(Dataset records)
◆ ◆ ◆

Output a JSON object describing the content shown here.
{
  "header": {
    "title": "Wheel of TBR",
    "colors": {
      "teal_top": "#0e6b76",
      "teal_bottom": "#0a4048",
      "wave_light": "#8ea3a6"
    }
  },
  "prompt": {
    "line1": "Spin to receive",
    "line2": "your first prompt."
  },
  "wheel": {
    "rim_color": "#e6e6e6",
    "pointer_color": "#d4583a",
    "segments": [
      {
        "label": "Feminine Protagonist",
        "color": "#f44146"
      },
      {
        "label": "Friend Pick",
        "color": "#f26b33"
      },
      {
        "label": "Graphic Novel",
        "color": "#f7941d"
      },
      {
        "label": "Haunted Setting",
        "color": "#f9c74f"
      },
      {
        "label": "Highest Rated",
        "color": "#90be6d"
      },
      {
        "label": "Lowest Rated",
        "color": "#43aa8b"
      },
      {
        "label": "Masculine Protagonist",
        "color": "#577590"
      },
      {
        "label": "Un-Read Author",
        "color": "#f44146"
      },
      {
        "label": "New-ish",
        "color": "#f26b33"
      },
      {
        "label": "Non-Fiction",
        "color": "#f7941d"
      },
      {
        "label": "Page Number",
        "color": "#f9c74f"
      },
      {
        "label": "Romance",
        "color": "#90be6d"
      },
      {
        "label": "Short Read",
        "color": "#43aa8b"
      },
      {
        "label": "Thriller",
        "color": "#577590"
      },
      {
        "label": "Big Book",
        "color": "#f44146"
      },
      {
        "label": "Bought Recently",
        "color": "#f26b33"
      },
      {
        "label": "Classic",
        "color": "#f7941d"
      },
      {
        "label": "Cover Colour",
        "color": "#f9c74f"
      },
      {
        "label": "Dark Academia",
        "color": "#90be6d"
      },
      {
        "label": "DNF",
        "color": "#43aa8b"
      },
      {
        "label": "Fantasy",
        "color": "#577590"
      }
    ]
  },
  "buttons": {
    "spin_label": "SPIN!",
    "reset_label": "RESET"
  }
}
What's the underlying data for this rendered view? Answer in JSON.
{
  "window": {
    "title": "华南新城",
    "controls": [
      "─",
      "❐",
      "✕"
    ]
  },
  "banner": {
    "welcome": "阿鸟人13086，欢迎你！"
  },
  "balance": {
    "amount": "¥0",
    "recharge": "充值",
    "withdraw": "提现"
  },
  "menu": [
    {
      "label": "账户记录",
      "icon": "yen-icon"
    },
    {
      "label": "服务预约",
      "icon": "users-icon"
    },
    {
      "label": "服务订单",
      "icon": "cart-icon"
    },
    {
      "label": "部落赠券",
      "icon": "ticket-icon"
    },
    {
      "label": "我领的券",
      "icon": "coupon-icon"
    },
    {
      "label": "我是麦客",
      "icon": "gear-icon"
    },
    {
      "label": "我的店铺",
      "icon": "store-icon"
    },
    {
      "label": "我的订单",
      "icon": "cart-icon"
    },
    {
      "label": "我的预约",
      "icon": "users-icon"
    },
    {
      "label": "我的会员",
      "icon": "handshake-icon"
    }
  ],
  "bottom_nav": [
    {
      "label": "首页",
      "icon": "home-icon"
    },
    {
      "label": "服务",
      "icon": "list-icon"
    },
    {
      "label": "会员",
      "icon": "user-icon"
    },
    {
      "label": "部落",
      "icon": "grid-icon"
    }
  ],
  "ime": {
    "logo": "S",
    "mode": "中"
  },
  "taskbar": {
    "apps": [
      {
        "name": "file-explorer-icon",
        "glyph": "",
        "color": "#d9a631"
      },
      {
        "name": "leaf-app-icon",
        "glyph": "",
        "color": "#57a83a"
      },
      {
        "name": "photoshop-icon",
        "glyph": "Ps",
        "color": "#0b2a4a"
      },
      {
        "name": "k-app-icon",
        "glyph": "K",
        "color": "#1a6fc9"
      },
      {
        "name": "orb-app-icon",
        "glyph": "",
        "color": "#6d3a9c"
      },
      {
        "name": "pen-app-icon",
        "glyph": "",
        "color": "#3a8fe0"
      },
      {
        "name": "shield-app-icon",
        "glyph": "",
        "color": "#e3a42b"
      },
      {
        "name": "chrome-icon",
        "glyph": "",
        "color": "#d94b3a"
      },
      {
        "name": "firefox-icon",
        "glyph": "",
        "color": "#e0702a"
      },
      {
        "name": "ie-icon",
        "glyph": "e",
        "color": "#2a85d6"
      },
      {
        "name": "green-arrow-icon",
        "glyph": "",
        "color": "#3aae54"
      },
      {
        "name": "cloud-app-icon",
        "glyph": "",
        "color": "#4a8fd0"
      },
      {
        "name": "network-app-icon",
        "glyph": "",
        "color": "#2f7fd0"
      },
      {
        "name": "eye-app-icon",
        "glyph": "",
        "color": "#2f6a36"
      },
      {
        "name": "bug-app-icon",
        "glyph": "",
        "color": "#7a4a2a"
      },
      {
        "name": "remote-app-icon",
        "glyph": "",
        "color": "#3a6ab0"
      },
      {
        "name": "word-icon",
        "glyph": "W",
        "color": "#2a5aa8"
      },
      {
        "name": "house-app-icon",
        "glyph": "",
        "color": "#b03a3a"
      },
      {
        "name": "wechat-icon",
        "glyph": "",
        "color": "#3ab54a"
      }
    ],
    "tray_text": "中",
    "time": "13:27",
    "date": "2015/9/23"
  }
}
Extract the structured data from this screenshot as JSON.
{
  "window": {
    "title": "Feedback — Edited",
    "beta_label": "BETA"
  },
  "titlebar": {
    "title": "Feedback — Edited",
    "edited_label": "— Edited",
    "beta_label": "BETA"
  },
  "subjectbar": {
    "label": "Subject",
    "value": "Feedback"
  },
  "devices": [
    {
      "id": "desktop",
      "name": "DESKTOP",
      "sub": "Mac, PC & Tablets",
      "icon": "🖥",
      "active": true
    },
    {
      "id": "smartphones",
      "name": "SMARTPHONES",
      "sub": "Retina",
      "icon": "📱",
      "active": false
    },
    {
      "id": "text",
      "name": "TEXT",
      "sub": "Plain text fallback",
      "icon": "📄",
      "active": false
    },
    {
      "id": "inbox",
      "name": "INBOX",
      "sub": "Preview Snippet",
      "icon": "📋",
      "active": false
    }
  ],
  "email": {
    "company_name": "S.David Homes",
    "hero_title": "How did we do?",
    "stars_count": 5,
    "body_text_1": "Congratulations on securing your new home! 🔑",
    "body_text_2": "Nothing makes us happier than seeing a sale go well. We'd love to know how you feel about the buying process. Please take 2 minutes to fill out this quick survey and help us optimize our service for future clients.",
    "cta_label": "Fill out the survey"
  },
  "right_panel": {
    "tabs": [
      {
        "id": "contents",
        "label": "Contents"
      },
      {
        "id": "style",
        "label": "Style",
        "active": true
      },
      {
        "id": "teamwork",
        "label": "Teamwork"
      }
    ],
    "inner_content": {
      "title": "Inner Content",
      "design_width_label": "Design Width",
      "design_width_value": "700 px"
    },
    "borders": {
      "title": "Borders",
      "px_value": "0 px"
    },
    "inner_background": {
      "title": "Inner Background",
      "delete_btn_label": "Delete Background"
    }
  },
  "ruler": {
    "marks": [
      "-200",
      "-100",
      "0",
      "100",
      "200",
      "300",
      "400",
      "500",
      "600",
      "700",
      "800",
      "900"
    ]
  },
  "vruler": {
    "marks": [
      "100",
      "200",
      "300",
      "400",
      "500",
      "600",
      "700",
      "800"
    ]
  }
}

◆ ◆ ◆

# Exercise objective
Extract each entry in full, exactly as given.

# Answer to the exercise
Output a JSON object describing the content shown here.
{
  "header": {
    "title": "Wheel of TBR",
    "colors": {
      "teal_top": "#0e6b76",
      "teal_bottom": "#0a4048",
      "wave_light": "#8ea3a6"
    }
  },
  "prompt": {
    "line1": "Spin to receive",
    "line2": "your first prompt."
  },
  "wheel": {
    "rim_color": "#e6e6e6",
    "pointer_color": "#d4583a",
    "segments": [
      {
        "label": "Feminine Protagonist",
        "color": "#f44146"
      },
      {
        "label": "Friend Pick",
        "color": "#f26b33"
      },
      {
        "label": "Graphic Novel",
        "color": "#f7941d"
      },
      {
        "label": "Haunted Setting",
        "color": "#f9c74f"
      },
      {
        "label": "Highest Rated",
        "color": "#90be6d"
      },
      {
        "label": "Lowest Rated",
        "color": "#43aa8b"
      },
      {
        "label": "Masculine Protagonist",
        "color": "#577590"
      },
      {
        "label": "Un-Read Author",
        "color": "#f44146"
      },
      {
        "label": "New-ish",
        "color": "#f26b33"
      },
      {
        "label": "Non-Fiction",
        "color": "#f7941d"
      },
      {
        "label": "Page Number",
        "color": "#f9c74f"
      },
      {
        "label": "Romance",
        "color": "#90be6d"
      },
      {
        "label": "Short Read",
        "color": "#43aa8b"
      },
      {
        "label": "Thriller",
        "color": "#577590"
      },
      {
        "label": "Big Book",
        "color": "#f44146"
      },
      {
        "label": "Bought Recently",
        "color": "#f26b33"
      },
      {
        "label": "Classic",
        "color": "#f7941d"
      },
      {
        "label": "Cover Colour",
        "color": "#f9c74f"
      },
      {
        "label": "Dark Academia",
        "color": "#90be6d"
      },
      {
        "label": "DNF",
        "color": "#43aa8b"
      },
      {
        "label": "Fantasy",
        "color": "#577590"
      }
    ]
  },
  "buttons": {
    "spin_label": "SPIN!",
    "reset_label": "RESET"
  }
}
What's the underlying data for this rendered view? Answer in JSON.
{
  "window": {
    "title": "华南新城",
    "controls": [
      "─",
      "❐",
      "✕"
    ]
  },
  "banner": {
    "welcome": "阿鸟人13086，欢迎你！"
  },
  "balance": {
    "amount": "¥0",
    "recharge": "充值",
    "withdraw": "提现"
  },
  "menu": [
    {
      "label": "账户记录",
      "icon": "yen-icon"
    },
    {
      "label": "服务预约",
      "icon": "users-icon"
    },
    {
      "label": "服务订单",
      "icon": "cart-icon"
    },
    {
      "label": "部落赠券",
      "icon": "ticket-icon"
    },
    {
      "label": "我领的券",
      "icon": "coupon-icon"
    },
    {
      "label": "我是麦客",
      "icon": "gear-icon"
    },
    {
      "label": "我的店铺",
      "icon": "store-icon"
    },
    {
      "label": "我的订单",
      "icon": "cart-icon"
    },
    {
      "label": "我的预约",
      "icon": "users-icon"
    },
    {
      "label": "我的会员",
      "icon": "handshake-icon"
    }
  ],
  "bottom_nav": [
    {
      "label": "首页",
      "icon": "home-icon"
    },
    {
      "label": "服务",
      "icon": "list-icon"
    },
    {
      "label": "会员",
      "icon": "user-icon"
    },
    {
      "label": "部落",
      "icon": "grid-icon"
    }
  ],
  "ime": {
    "logo": "S",
    "mode": "中"
  },
  "taskbar": {
    "apps": [
      {
        "name": "file-explorer-icon",
        "glyph": "",
        "color": "#d9a631"
      },
      {
        "name": "leaf-app-icon",
        "glyph": "",
        "color": "#57a83a"
      },
      {
        "name": "photoshop-icon",
        "glyph": "Ps",
        "color": "#0b2a4a"
      },
      {
        "name": "k-app-icon",
        "glyph": "K",
        "color": "#1a6fc9"
      },
      {
        "name": "orb-app-icon",
        "glyph": "",
        "color": "#6d3a9c"
      },
      {
        "name": "pen-app-icon",
        "glyph": "",
        "color": "#3a8fe0"
      },
      {
        "name": "shield-app-icon",
        "glyph": "",
        "color": "#e3a42b"
      },
      {
        "name": "chrome-icon",
        "glyph": "",
        "color": "#d94b3a"
      },
      {
        "name": "firefox-icon",
        "glyph": "",
        "color": "#e0702a"
      },
      {
        "name": "ie-icon",
        "glyph": "e",
        "color": "#2a85d6"
      },
      {
        "name": "green-arrow-icon",
        "glyph": "",
        "color": "#3aae54"
      },
      {
        "name": "cloud-app-icon",
        "glyph": "",
        "color": "#4a8fd0"
      },
      {
        "name": "network-app-icon",
        "glyph": "",
        "color": "#2f7fd0"
      },
      {
        "name": "eye-app-icon",
        "glyph": "",
        "color": "#2f6a36"
      },
      {
        "name": "bug-app-icon",
        "glyph": "",
        "color": "#7a4a2a"
      },
      {
        "name": "remote-app-icon",
        "glyph": "",
        "color": "#3a6ab0"
      },
      {
        "name": "word-icon",
        "glyph": "W",
        "color": "#2a5aa8"
      },
      {
        "name": "house-app-icon",
        "glyph": "",
        "color": "#b03a3a"
      },
      {
        "name": "wechat-icon",
        "glyph": "",
        "color": "#3ab54a"
      }
    ],
    "tray_text": "中",
    "time": "13:27",
    "date": "2015/9/23"
  }
}
Extract the structured data from this screenshot as JSON.
{
  "window": {
    "title": "Feedback — Edited",
    "beta_label": "BETA"
  },
  "titlebar": {
    "title": "Feedback — Edited",
    "edited_label": "— Edited",
    "beta_label": "BETA"
  },
  "subjectbar": {
    "label": "Subject",
    "value": "Feedback"
  },
  "devices": [
    {
      "id": "desktop",
      "name": "DESKTOP",
      "sub": "Mac, PC & Tablets",
      "icon": "🖥",
      "active": true
    },
    {
      "id": "smartphones",
      "name": "SMARTPHONES",
      "sub": "Retina",
      "icon": "📱",
      "active": false
    },
    {
      "id": "text",
      "name": "TEXT",
      "sub": "Plain text fallback",
      "icon": "📄",
      "active": false
    },
    {
      "id": "inbox",
      "name": "INBOX",
      "sub": "Preview Snippet",
      "icon": "📋",
      "active": false
    }
  ],
  "email": {
    "company_name": "S.David Homes",
    "hero_title": "How did we do?",
    "stars_count": 5,
    "body_text_1": "Congratulations on securing your new home! 🔑",
    "body_text_2": "Nothing makes us happier than seeing a sale go well. We'd love to know how you feel about the buying process. Please take 2 minutes to fill out this quick survey and help us optimize our service for future clients.",
    "cta_label": "Fill out the survey"
  },
  "right_panel": {
    "tabs": [
      {
        "id": "contents",
        "label": "Contents"
      },
      {
        "id": "style",
        "label": "Style",
        "active": true
      },
      {
        "id": "teamwork",
        "label": "Teamwork"
      }
    ],
    "inner_content": {
      "title": "Inner Content",
      "design_width_label": "Design Width",
      "design_width_value": "700 px"
    },
    "borders": {
      "title": "Borders",
      "px_value": "0 px"
    },
    "inner_background": {
      "title": "Inner Background",
      "delete_btn_label": "Delete Background"
    }
  },
  "ruler": {
    "marks": [
      "-200",
      "-100",
      "0",
      "100",
      "200",
      "300",
      "400",
      "500",
      "600",
      "700",
      "800",
      "900"
    ]
  },
  "vruler": {
    "marks": [
      "100",
      "200",
      "300",
      "400",
      "500",
      "600",
      "700",
      "800"
    ]
  }
}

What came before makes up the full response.